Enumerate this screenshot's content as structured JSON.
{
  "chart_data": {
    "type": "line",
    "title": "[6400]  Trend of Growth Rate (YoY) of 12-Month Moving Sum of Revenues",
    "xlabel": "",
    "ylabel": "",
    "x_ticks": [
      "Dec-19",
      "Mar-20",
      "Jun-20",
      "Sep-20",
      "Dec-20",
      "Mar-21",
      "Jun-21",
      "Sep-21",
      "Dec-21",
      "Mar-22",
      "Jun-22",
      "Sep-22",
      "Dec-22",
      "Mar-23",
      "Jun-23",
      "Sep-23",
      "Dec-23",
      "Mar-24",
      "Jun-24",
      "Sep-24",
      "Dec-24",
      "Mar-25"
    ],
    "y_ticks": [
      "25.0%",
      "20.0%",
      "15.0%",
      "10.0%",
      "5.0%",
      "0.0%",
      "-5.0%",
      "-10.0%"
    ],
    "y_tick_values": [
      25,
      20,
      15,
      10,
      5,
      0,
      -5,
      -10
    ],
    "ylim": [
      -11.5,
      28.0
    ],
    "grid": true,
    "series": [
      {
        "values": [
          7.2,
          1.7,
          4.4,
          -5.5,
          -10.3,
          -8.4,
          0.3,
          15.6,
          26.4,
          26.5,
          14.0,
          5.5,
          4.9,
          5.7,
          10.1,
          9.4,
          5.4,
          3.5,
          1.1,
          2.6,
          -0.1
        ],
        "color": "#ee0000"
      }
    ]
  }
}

++++++++

Task directions »
Make an exact copy of all the data.

Task answer »
Enumerate this screenshot's content as structured JSON.
{
  "chart_data": {
    "type": "line",
    "title": "[6400]  Trend of Growth Rate (YoY) of 12-Month Moving Sum of Revenues",
    "xlabel": "",
    "ylabel": "",
    "x_ticks": [
      "Dec-19",
      "Mar-20",
      "Jun-20",
      "Sep-20",
      "Dec-20",
      "Mar-21",
      "Jun-21",
      "Sep-21",
      "Dec-21",
      "Mar-22",
      "Jun-22",
      "Sep-22",
      "Dec-22",
      "Mar-23",
      "Jun-23",
      "Sep-23",
      "Dec-23",
      "Mar-24",
      "Jun-24",
      "Sep-24",
      "Dec-24",
      "Mar-25"
    ],
    "y_ticks": [
      "25.0%",
      "20.0%",
      "15.0%",
      "10.0%",
      "5.0%",
      "0.0%",
      "-5.0%",
      "-10.0%"
    ],
    "y_tick_values": [
      25,
      20,
      15,
      10,
      5,
      0,
      -5,
      -10
    ],
    "ylim": [
      -11.5,
      28.0
    ],
    "grid": true,
    "series": [
      {
        "values": [
          7.2,
          1.7,
          4.4,
          -5.5,
          -10.3,
          -8.4,
          0.3,
          15.6,
          26.4,
          26.5,
          14.0,
          5.5,
          4.9,
          5.7,
          10.1,
          9.4,
          5.4,
          3.5,
          1.1,
          2.6,
          -0.1
        ],
        "color": "#ee0000"
      }
    ]
  }
}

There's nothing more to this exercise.